▸ **Problem to work on**: Copy each line below without leaving any out.

────────

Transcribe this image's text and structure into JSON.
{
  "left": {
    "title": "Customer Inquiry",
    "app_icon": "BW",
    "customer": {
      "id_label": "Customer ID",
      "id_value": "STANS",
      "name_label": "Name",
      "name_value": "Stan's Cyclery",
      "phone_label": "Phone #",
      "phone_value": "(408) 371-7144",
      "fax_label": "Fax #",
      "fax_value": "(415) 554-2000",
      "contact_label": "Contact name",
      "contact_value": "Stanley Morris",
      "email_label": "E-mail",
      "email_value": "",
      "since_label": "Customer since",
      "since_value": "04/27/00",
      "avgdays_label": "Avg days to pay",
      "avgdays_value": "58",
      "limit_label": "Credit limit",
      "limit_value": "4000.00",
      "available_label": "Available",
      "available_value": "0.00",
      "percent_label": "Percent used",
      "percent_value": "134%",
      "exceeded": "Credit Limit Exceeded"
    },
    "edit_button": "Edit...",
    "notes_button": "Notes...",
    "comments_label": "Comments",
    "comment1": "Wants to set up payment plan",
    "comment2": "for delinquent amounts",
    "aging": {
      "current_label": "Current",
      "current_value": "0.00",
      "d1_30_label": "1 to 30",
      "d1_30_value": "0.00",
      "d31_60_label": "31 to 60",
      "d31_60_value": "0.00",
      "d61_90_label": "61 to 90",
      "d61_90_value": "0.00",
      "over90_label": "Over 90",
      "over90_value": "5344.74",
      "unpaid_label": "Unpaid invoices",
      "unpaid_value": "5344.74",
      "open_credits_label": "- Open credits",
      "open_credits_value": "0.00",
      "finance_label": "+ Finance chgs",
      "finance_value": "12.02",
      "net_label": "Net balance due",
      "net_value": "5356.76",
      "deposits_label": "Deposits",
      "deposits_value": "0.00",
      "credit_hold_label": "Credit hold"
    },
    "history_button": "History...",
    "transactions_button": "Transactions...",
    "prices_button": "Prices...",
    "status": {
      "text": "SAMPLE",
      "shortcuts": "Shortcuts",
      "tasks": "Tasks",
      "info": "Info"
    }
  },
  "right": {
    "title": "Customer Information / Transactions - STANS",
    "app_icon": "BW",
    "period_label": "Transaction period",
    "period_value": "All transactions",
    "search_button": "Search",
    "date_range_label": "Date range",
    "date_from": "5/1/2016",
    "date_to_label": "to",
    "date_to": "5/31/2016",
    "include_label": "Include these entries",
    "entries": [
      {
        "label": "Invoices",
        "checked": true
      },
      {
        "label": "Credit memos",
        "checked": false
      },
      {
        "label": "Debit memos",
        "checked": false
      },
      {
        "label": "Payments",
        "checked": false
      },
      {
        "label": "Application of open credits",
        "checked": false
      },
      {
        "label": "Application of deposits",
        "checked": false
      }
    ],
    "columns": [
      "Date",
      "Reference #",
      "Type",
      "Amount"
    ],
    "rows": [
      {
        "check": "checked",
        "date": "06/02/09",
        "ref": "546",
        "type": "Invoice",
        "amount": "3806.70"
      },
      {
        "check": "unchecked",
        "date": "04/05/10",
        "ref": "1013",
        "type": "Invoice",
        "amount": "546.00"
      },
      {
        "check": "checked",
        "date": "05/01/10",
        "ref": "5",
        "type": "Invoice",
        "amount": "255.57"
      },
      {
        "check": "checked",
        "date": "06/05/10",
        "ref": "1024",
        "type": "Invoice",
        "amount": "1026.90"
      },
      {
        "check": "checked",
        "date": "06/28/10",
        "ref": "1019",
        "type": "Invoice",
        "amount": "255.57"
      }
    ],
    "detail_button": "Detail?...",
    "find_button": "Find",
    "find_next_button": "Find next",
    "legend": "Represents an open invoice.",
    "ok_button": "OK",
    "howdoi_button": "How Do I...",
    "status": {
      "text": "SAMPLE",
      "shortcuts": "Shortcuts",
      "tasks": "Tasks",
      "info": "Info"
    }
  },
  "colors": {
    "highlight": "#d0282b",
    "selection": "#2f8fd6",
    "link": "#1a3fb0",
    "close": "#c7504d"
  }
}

────────

▸ **Completed exercise**:
Transcribe this image's text and structure into JSON.
{
  "left": {
    "title": "Customer Inquiry",
    "app_icon": "BW",
    "customer": {
      "id_label": "Customer ID",
      "id_value": "STANS",
      "name_label": "Name",
      "name_value": "Stan's Cyclery",
      "phone_label": "Phone #",
      "phone_value": "(408) 371-7144",
      "fax_label": "Fax #",
      "fax_value": "(415) 554-2000",
      "contact_label": "Contact name",
      "contact_value": "Stanley Morris",
      "email_label": "E-mail",
      "email_value": "",
      "since_label": "Customer since",
      "since_value": "04/27/00",
      "avgdays_label": "Avg days to pay",
      "avgdays_value": "58",
      "limit_label": "Credit limit",
      "limit_value": "4000.00",
      "available_label": "Available",
      "available_value": "0.00",
      "percent_label": "Percent used",
      "percent_value": "134%",
      "exceeded": "Credit Limit Exceeded"
    },
    "edit_button": "Edit...",
    "notes_button": "Notes...",
    "comments_label": "Comments",
    "comment1": "Wants to set up payment plan",
    "comment2": "for delinquent amounts",
    "aging": {
      "current_label": "Current",
      "current_value": "0.00",
      "d1_30_label": "1 to 30",
      "d1_30_value": "0.00",
      "d31_60_label": "31 to 60",
      "d31_60_value": "0.00",
      "d61_90_label": "61 to 90",
      "d61_90_value": "0.00",
      "over90_label": "Over 90",
      "over90_value": "5344.74",
      "unpaid_label": "Unpaid invoices",
      "unpaid_value": "5344.74",
      "open_credits_label": "- Open credits",
      "open_credits_value": "0.00",
      "finance_label": "+ Finance chgs",
      "finance_value": "12.02",
      "net_label": "Net balance due",
      "net_value": "5356.76",
      "deposits_label": "Deposits",
      "deposits_value": "0.00",
      "credit_hold_label": "Credit hold"
    },
    "history_button": "History...",
    "transactions_button": "Transactions...",
    "prices_button": "Prices...",
    "status": {
      "text": "SAMPLE",
      "shortcuts": "Shortcuts",
      "tasks": "Tasks",
      "info": "Info"
    }
  },
  "right": {
    "title": "Customer Information / Transactions - STANS",
    "app_icon": "BW",
    "period_label": "Transaction period",
    "period_value": "All transactions",
    "search_button": "Search",
    "date_range_label": "Date range",
    "date_from": "5/1/2016",
    "date_to_label": "to",
    "date_to": "5/31/2016",
    "include_label": "Include these entries",
    "entries": [
      {
        "label": "Invoices",
        "checked": true
      },
      {
        "label": "Credit memos",
        "checked": false
      },
      {
        "label": "Debit memos",
        "checked": false
      },
      {
        "label": "Payments",
        "checked": false
      },
      {
        "label": "Application of open credits",
        "checked": false
      },
      {
        "label": "Application of deposits",
        "checked": false
      }
    ],
    "columns": [
      "Date",
      "Reference #",
      "Type",
      "Amount"
    ],
    "rows": [
      {
        "check": "checked",
        "date": "06/02/09",
        "ref": "546",
        "type": "Invoice",
        "amount": "3806.70"
      },
      {
        "check": "unchecked",
        "date": "04/05/10",
        "ref": "1013",
        "type": "Invoice",
        "amount": "546.00"
      },
      {
        "check": "checked",
        "date": "05/01/10",
        "ref": "5",
        "type": "Invoice",
        "amount": "255.57"
      },
      {
        "check": "checked",
        "date": "06/05/10",
        "ref": "1024",
        "type": "Invoice",
        "amount": "1026.90"
      },
      {
        "check": "checked",
        "date": "06/28/10",
        "ref": "1019",
        "type": "Invoice",
        "amount": "255.57"
      }
    ],
    "detail_button": "Detail?...",
    "find_button": "Find",
    "find_next_button": "Find next",
    "legend": "Represents an open invoice.",
    "ok_button": "OK",
    "howdoi_button": "How Do I...",
    "status": {
      "text": "SAMPLE",
      "shortcuts": "Shortcuts",
      "tasks": "Tasks",
      "info": "Info"
    }
  },
  "colors": {
    "highlight": "#d0282b",
    "selection": "#2f8fd6",
    "link": "#1a3fb0",
    "close": "#c7504d"
  }
}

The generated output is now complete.